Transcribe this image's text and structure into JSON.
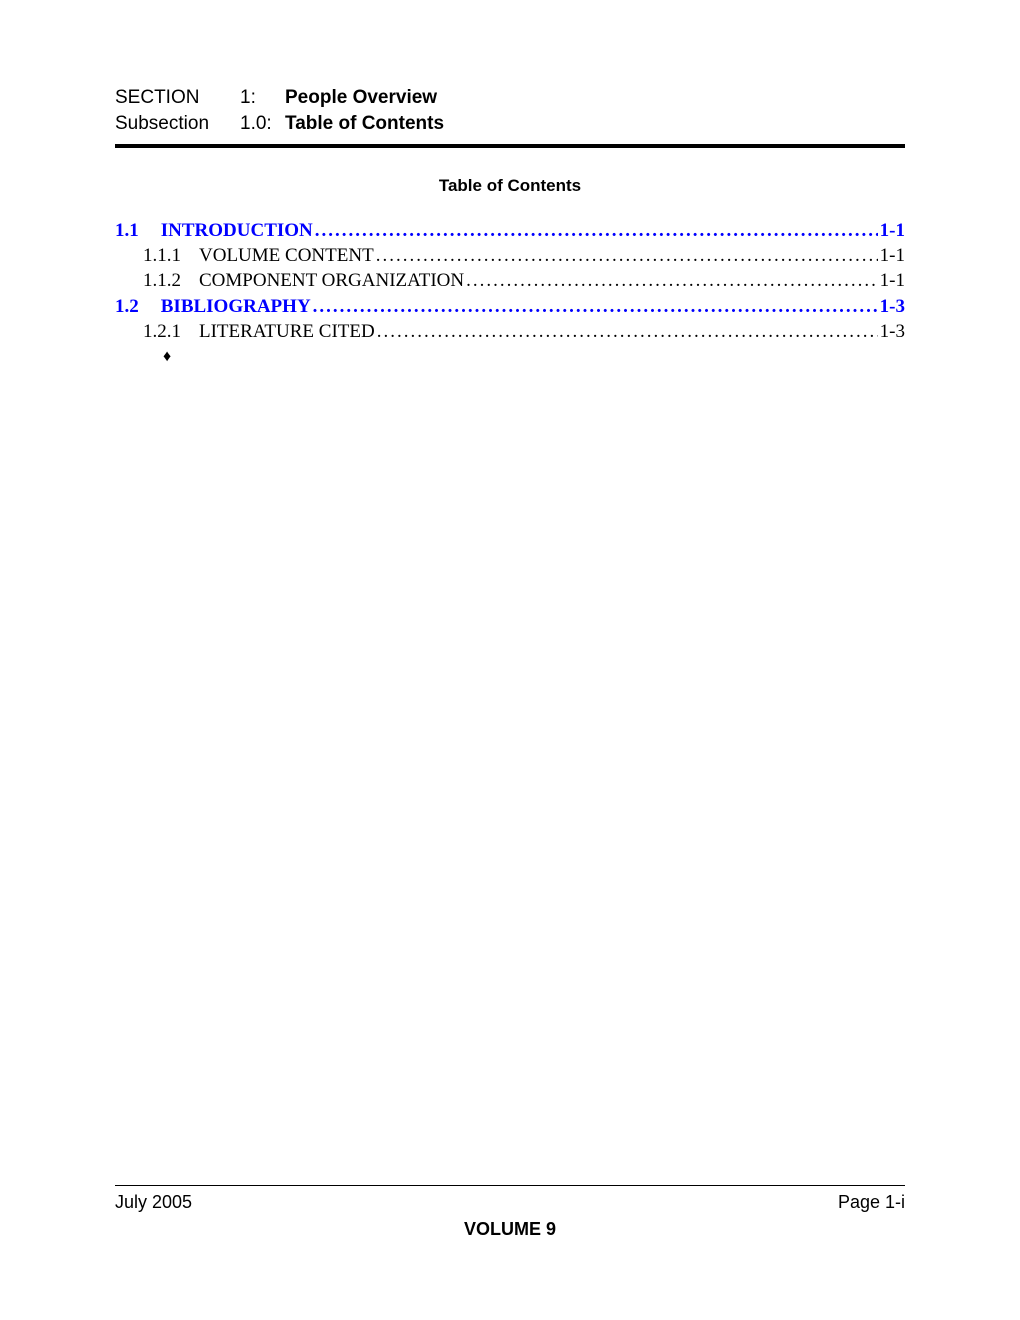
{
  "header": {
    "section_label": "SECTION",
    "section_num": "1:",
    "section_title": "People Overview",
    "subsection_label": "Subsection",
    "subsection_num": "1.0:",
    "subsection_title": "Table of Contents"
  },
  "toc": {
    "title": "Table of Contents",
    "entries": [
      {
        "level": 1,
        "num": "1.1",
        "text": "INTRODUCTION",
        "page": "1-1",
        "link": true
      },
      {
        "level": 2,
        "num": "1.1.1",
        "text": "VOLUME CONTENT",
        "page": "1-1",
        "link": false
      },
      {
        "level": 2,
        "num": "1.1.2",
        "text": "COMPONENT ORGANIZATION",
        "page": "1-1",
        "link": false
      },
      {
        "level": 1,
        "num": "1.2",
        "text": "BIBLIOGRAPHY",
        "page": "1-3",
        "link": true
      },
      {
        "level": 2,
        "num": "1.2.1",
        "text": "LITERATURE CITED",
        "page": "1-3",
        "link": false
      }
    ],
    "end_marker": "♦"
  },
  "footer": {
    "date": "July 2005",
    "page": "Page 1-i",
    "volume": "VOLUME 9"
  },
  "colors": {
    "link": "#0000ff",
    "text": "#000000",
    "background": "#ffffff"
  }
}
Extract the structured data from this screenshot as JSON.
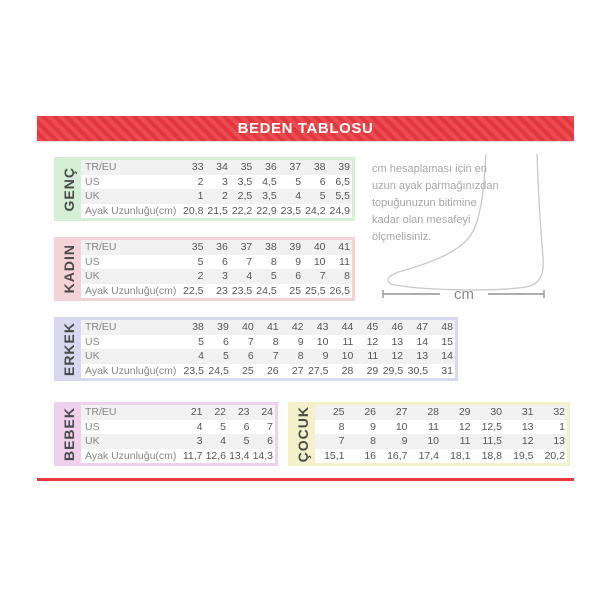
{
  "header": {
    "title": "BEDEN TABLOSU"
  },
  "colors": {
    "accent_red": "#e9383e",
    "row_alt_gray": "#f1f1f1",
    "section_tints": [
      "#d5eed6",
      "#f5d2d6",
      "#d8d8f0",
      "#efd0ed",
      "#f4f0c9"
    ],
    "table_text": "#555555",
    "label_text": "#868686",
    "info_text": "#a6a6a6",
    "foot_outline": "#c9c9c9"
  },
  "chart_data": [
    {
      "type": "table",
      "title": "GENÇ",
      "tint": "#d5eed6",
      "row_labels": [
        "TR/EU",
        "US",
        "UK",
        "Ayak Uzunluğu(cm)"
      ],
      "rows": [
        [
          "33",
          "34",
          "35",
          "36",
          "37",
          "38",
          "39"
        ],
        [
          "2",
          "3",
          "3,5",
          "4,5",
          "5",
          "6",
          "6,5"
        ],
        [
          "1",
          "2",
          "2,5",
          "3,5",
          "4",
          "5",
          "5,5"
        ],
        [
          "20,8",
          "21,5",
          "22,2",
          "22,9",
          "23,5",
          "24,2",
          "24,9"
        ]
      ]
    },
    {
      "type": "table",
      "title": "KADIN",
      "tint": "#f5d2d6",
      "row_labels": [
        "TR/EU",
        "US",
        "UK",
        "Ayak Uzunluğu(cm)"
      ],
      "rows": [
        [
          "35",
          "36",
          "37",
          "38",
          "39",
          "40",
          "41"
        ],
        [
          "5",
          "6",
          "7",
          "8",
          "9",
          "10",
          "11"
        ],
        [
          "2",
          "3",
          "4",
          "5",
          "6",
          "7",
          "8"
        ],
        [
          "22,5",
          "23",
          "23,5",
          "24,5",
          "25",
          "25,5",
          "26,5"
        ]
      ]
    },
    {
      "type": "table",
      "title": "ERKEK",
      "tint": "#d8d8f0",
      "row_labels": [
        "TR/EU",
        "US",
        "UK",
        "Ayak Uzunluğu(cm)"
      ],
      "rows": [
        [
          "38",
          "39",
          "40",
          "41",
          "42",
          "43",
          "44",
          "45",
          "46",
          "47",
          "48"
        ],
        [
          "5",
          "6",
          "7",
          "8",
          "9",
          "10",
          "11",
          "12",
          "13",
          "14",
          "15"
        ],
        [
          "4",
          "5",
          "6",
          "7",
          "8",
          "9",
          "10",
          "11",
          "12",
          "13",
          "14"
        ],
        [
          "23,5",
          "24,5",
          "25",
          "26",
          "27",
          "27,5",
          "28",
          "29",
          "29,5",
          "30,5",
          "31"
        ]
      ]
    },
    {
      "type": "table",
      "title": "BEBEK",
      "tint": "#efd0ed",
      "row_labels": [
        "TR/EU",
        "US",
        "UK",
        "Ayak Uzunluğu(cm)"
      ],
      "rows": [
        [
          "21",
          "22",
          "23",
          "24"
        ],
        [
          "4",
          "5",
          "6",
          "7"
        ],
        [
          "3",
          "4",
          "5",
          "6"
        ],
        [
          "11,7",
          "12,6",
          "13,4",
          "14,3"
        ]
      ]
    },
    {
      "type": "table",
      "title": "ÇOCUK",
      "tint": "#f4f0c9",
      "row_labels": null,
      "rows": [
        [
          "25",
          "26",
          "27",
          "28",
          "29",
          "30",
          "31",
          "32"
        ],
        [
          "8",
          "9",
          "10",
          "11",
          "12",
          "12,5",
          "13",
          "1"
        ],
        [
          "7",
          "8",
          "9",
          "10",
          "11",
          "11,5",
          "12",
          "13"
        ],
        [
          "15,1",
          "16",
          "16,7",
          "17,4",
          "18,1",
          "18,8",
          "19,5",
          "20,2"
        ]
      ]
    }
  ],
  "info": {
    "text": "cm hesaplaması için en uzun ayak parmağınızdan topuğunuzun bitimine kadar olan mesafeyi ölçmelisiniz.",
    "unit_label": "cm"
  }
}
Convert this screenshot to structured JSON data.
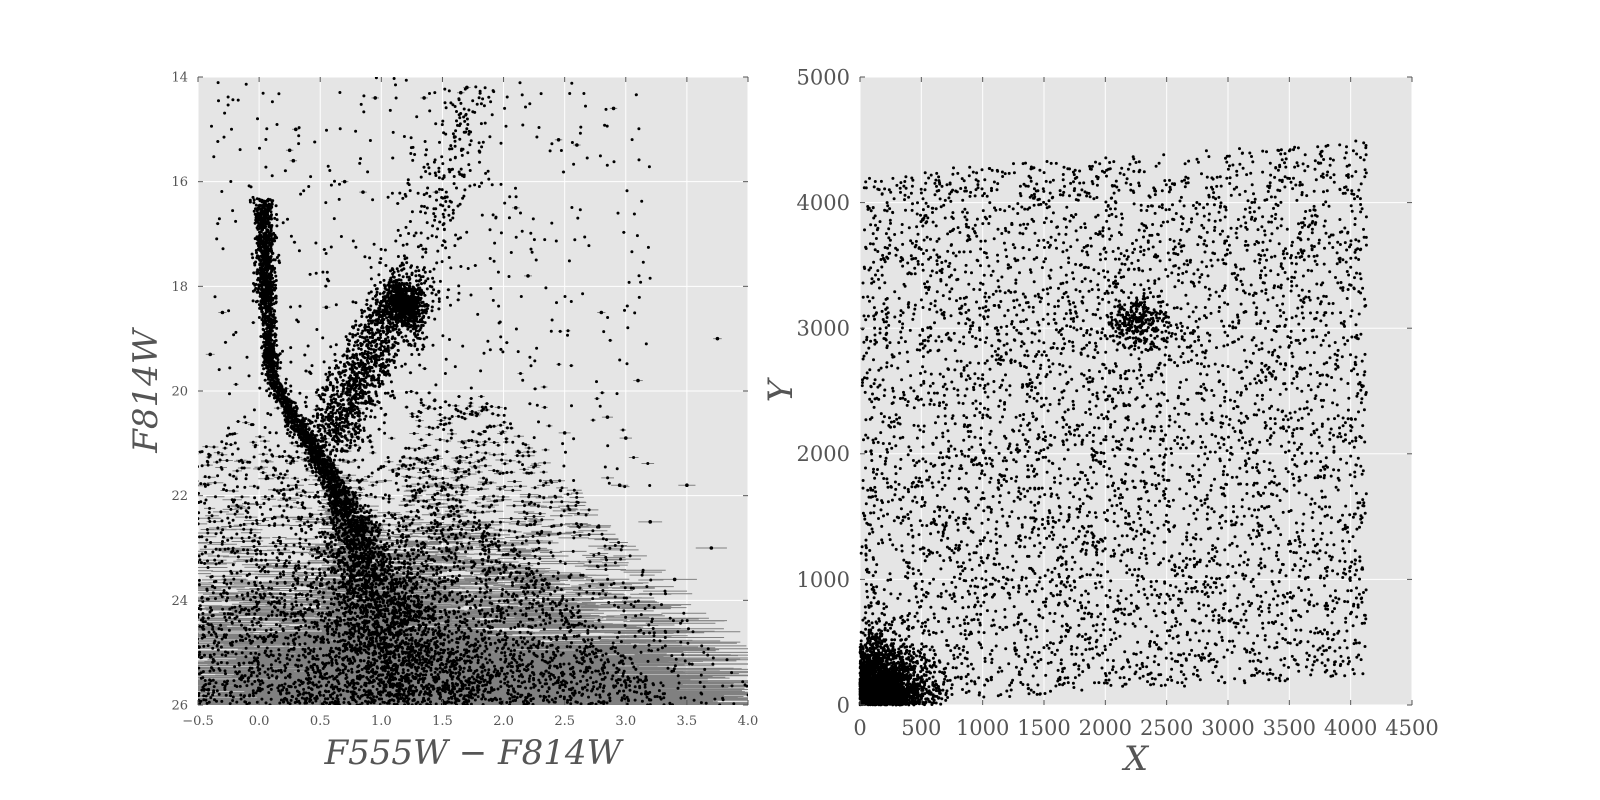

★ ★ ★ ★ ★

▶ **Instruction**
Locate the word "this" in the data above. Copy every line carrying it.

▶ **Expected answer**
Transcribe this image's text and structure into JSON.
Extract the structured data from this screenshot as JSON.
Convert this screenshot to structured JSON data.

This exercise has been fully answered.